Identify all lines in the data containing the string "работе". Copy them out.

Rows from a dataset
○ ○ ○ ○ ○

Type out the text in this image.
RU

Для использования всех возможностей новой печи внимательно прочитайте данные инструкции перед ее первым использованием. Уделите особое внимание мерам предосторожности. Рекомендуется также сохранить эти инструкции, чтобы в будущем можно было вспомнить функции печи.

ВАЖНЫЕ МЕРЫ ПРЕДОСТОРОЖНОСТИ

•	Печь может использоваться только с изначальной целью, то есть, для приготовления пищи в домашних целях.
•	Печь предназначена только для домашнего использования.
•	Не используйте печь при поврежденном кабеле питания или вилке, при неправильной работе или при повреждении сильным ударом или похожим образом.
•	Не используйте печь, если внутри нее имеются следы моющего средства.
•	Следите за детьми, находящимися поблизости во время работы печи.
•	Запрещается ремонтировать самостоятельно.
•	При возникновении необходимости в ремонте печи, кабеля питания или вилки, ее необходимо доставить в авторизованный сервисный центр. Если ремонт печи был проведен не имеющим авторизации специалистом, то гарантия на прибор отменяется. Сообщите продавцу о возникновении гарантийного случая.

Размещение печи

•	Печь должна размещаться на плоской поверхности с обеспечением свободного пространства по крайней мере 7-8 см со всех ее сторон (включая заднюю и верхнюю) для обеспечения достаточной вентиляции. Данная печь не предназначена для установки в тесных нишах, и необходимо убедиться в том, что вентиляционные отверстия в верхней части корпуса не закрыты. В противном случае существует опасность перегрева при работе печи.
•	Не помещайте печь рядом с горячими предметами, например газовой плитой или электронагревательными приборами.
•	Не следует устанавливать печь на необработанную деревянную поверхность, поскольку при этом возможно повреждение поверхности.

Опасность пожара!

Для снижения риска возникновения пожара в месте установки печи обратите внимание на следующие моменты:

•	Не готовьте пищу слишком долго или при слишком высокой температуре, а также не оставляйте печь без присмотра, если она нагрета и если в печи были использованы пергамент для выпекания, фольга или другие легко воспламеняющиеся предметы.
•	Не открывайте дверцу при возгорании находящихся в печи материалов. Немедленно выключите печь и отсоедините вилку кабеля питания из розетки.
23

○ ○ ○ ○ ○

• Exercise answer:
•	Не используйте печь при поврежденном кабеле питания или вилке, при неправильной работе или при повреждении сильным ударом или похожим образом.
•	Печь должна размещаться на плоской поверхности с обеспечением свободного пространства по крайней мере 7-8 см со всех ее сторон (включая заднюю и верхнюю) для обеспечения достаточной вентиляции. Данная печь не предназначена для установки в тесных нишах, и необходимо убедиться в том, что вентиляционные отверстия в верхней части корпуса не закрыты. В противном случае существует опасность перегрева при работе печи.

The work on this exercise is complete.